Figure dataset records:
________

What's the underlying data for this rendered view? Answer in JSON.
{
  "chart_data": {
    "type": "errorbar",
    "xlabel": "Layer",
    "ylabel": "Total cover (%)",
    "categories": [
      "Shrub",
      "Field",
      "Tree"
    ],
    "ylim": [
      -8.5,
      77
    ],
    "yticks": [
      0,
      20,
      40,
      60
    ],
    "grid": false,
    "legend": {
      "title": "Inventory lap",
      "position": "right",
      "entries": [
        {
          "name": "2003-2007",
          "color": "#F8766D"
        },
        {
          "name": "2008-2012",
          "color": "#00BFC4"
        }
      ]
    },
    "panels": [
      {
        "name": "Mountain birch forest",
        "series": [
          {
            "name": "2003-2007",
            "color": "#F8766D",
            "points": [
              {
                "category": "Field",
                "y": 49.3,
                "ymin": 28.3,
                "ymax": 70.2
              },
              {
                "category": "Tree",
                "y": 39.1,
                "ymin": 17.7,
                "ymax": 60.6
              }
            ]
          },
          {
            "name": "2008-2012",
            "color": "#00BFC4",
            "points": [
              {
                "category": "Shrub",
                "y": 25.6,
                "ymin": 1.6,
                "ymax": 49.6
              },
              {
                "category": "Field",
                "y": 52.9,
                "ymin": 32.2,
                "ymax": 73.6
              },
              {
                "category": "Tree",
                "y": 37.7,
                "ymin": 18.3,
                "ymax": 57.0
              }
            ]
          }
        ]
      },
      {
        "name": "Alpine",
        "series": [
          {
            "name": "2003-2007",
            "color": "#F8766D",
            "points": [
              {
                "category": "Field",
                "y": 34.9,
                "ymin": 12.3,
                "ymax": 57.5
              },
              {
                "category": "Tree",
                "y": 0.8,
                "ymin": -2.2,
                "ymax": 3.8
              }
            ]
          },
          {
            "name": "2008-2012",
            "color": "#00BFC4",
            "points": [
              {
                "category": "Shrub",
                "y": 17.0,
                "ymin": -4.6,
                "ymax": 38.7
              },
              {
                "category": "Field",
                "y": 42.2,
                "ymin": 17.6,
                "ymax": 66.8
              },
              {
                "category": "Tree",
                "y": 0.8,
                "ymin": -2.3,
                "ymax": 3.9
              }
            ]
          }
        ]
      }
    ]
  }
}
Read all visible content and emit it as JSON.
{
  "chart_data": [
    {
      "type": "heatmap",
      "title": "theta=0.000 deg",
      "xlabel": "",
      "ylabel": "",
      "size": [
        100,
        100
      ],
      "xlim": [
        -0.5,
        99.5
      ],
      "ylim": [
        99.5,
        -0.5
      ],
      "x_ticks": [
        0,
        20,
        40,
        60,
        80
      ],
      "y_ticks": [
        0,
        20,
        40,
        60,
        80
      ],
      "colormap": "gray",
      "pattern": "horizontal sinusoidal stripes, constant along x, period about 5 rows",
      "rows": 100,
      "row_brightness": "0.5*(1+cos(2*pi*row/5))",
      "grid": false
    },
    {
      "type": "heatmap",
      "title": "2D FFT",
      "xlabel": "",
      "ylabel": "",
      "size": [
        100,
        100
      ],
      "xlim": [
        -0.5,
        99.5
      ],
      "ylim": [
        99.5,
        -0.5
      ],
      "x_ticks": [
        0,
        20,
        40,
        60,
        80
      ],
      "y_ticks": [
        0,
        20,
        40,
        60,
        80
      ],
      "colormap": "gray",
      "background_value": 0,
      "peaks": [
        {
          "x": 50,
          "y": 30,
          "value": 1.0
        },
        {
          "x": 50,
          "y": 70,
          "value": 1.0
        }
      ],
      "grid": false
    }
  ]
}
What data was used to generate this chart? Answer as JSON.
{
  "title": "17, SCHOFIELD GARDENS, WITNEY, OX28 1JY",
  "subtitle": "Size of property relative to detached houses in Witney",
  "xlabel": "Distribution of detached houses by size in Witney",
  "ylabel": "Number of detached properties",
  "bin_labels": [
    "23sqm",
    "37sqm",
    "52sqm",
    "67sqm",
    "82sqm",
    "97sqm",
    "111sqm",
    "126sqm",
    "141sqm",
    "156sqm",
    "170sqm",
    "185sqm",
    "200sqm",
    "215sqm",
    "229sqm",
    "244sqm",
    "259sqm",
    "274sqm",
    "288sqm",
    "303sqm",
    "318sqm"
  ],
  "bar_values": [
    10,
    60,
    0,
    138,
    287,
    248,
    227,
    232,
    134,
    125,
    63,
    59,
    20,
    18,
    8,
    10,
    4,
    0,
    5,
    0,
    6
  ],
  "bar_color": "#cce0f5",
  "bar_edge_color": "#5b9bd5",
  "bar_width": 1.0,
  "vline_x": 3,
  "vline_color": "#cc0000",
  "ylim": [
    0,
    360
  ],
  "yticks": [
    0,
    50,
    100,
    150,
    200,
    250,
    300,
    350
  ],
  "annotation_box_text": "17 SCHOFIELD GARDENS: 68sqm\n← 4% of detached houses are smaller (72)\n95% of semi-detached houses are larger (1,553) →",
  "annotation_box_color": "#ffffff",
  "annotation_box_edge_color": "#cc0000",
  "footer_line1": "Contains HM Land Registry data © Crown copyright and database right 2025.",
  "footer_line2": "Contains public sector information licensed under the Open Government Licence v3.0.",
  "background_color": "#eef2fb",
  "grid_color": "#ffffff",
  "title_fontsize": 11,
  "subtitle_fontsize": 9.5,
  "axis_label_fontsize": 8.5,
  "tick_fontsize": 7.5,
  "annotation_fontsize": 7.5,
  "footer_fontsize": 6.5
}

________

▶ WORK TO COMPLETE
In how many lines of the data does the string "xlabel" appear? Give only the number.

▶ TASK SOLUTION
4